■ **Goal**: Write out the entire listing below exactly, with the pictures left out.
================================
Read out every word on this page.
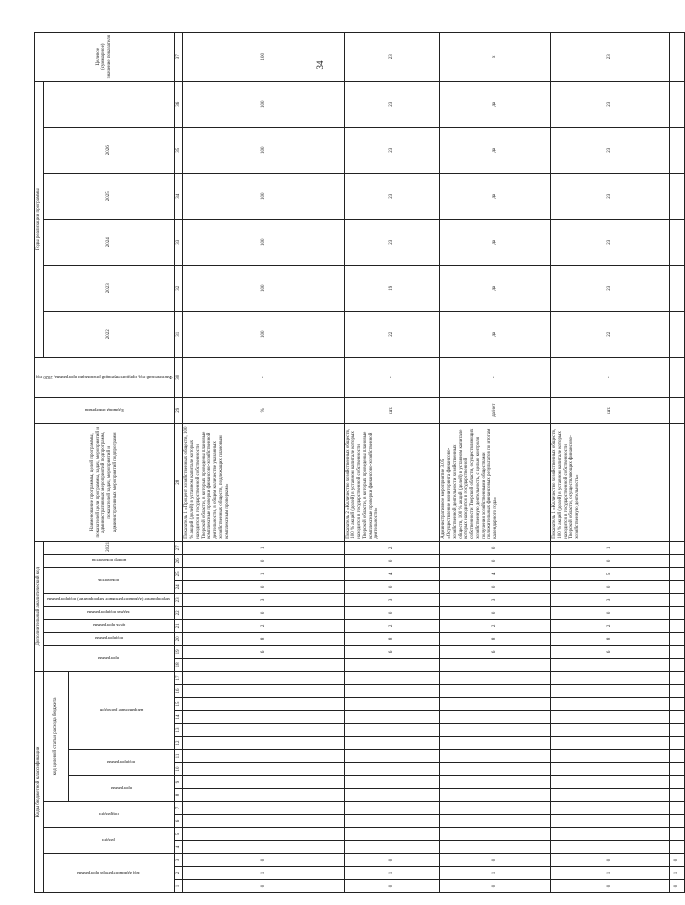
34
Коды бюджетной классификации																	Дополнительный аналитический код										Наименование программы, целей программы, показателей цели программы, задач, мероприятий и административных мероприятий подпрограмм, показателей задач, мероприятий и административных мероприятий подпрограмм	Единица измерения	Фактический год, предшествующий реализации программы, 2020 год	Годы реализации программы						Целевое (суммарное) значение показателя

код администратора программы			раздел		подраздел		код целевой статьи расхода бюджета										программа		подпрограмма	цель программы	задача подпрограммы	мероприятие (административное мероприятие) подпрограммы	показатель		номер показателя	2021				2022	2023	2024	2025	2026		

							программа		подпрограмма		направление расходов																									

1	2	3	4	5	6	7	8	9	10	11	12	13	14	15	16	17	18	19	20	21	22	23	24	25	26	27	28	29	30	31	32	33	34	35	36	37
0	1	0																6	8	2	0	3	0	1	0	1	Показатель 1 «Процент хозяйственных обществ, 100 % акций (долей) в уставном капитале которых находится в государственной собственности Тверской области, в которых проведены плановые комплексные проверки финансово-хозяйственной деятельности, в общем количестве указанных хозяйственных обществ, подлежащих плановым комплексным проверкам»	%	-	100	100	100	100	100	100	100
0	1	0																6	8	2	0	3	0	4	0	2	Показатель 2 «Количество хозяйственных обществ, 100 % акций (долей) в уставном капитале которых находится в государственной собственности Тверской области, в которых проведены плановые комплексные проверки финансово-хозяйственной деятельности»	шт.	-	22	19	23	23	23	23	23
0	1	0																6	8	2	0	3	0	4	0	0	Административное мероприятие 3.05 «Осуществление мониторинга финансово-хозяйственной деятельности хозяйственных обществ, 100 % акций (долей) в уставном капитале которых находится в государственной собственности Тверской области, осуществляющих хозяйственную деятельность, с целью контроля получения хозяйственными обществами положительных финансовых результатов по итогам календарного года»	да/нет	-	да	да	да	да	да	да	х
0	1	0																6	8	2	0	3	0	5	0	1	Показатель 1 «Количество хозяйственных обществ, 100 % акций (долей) в уставном капитале которых находится в государственной собственности Тверской области, осуществляющих финансово-хозяйственную деятельность»	шт.	-	22	23	23	23	23	23	23
0	1	0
================================
■ **Result of the task**:
Read out every word on this page.
34
Коды бюджетной классификации																	Дополнительный аналитический код										Наименование программы, целей программы, показателей цели программы, задач, мероприятий и административных мероприятий подпрограмм, показателей задач, мероприятий и административных мероприятий подпрограмм	Единица измерения	Фактический год, предшествующий реализации программы, 2020 год	Годы реализации программы						Целевое (суммарное) значение показателя

код администратора программы			раздел		подраздел		код целевой статьи расхода бюджета										программа		подпрограмма	цель программы	задача подпрограммы	мероприятие (административное мероприятие) подпрограммы	показатель		номер показателя	2021				2022	2023	2024	2025	2026		

							программа		подпрограмма		направление расходов																									

1	2	3	4	5	6	7	8	9	10	11	12	13	14	15	16	17	18	19	20	21	22	23	24	25	26	27	28	29	30	31	32	33	34	35	36	37
0	1	0																6	8	2	0	3	0	1	0	1	Показатель 1 «Процент хозяйственных обществ, 100 % акций (долей) в уставном капитале которых находится в государственной собственности Тверской области, в которых проведены плановые комплексные проверки финансово-хозяйственной деятельности, в общем количестве указанных хозяйственных обществ, подлежащих плановым комплексным проверкам»	%	-	100	100	100	100	100	100	100
0	1	0																6	8	2	0	3	0	4	0	2	Показатель 2 «Количество хозяйственных обществ, 100 % акций (долей) в уставном капитале которых находится в государственной собственности Тверской области, в которых проведены плановые комплексные проверки финансово-хозяйственной деятельности»	шт.	-	22	19	23	23	23	23	23
0	1	0																6	8	2	0	3	0	4	0	0	Административное мероприятие 3.05 «Осуществление мониторинга финансово-хозяйственной деятельности хозяйственных обществ, 100 % акций (долей) в уставном капитале которых находится в государственной собственности Тверской области, осуществляющих хозяйственную деятельность, с целью контроля получения хозяйственными обществами положительных финансовых результатов по итогам календарного года»	да/нет	-	да	да	да	да	да	да	х
0	1	0																6	8	2	0	3	0	5	0	1	Показатель 1 «Количество хозяйственных обществ, 100 % акций (долей) в уставном капитале которых находится в государственной собственности Тверской области, осуществляющих финансово-хозяйственную деятельность»	шт.	-	22	23	23	23	23	23	23
0	1	0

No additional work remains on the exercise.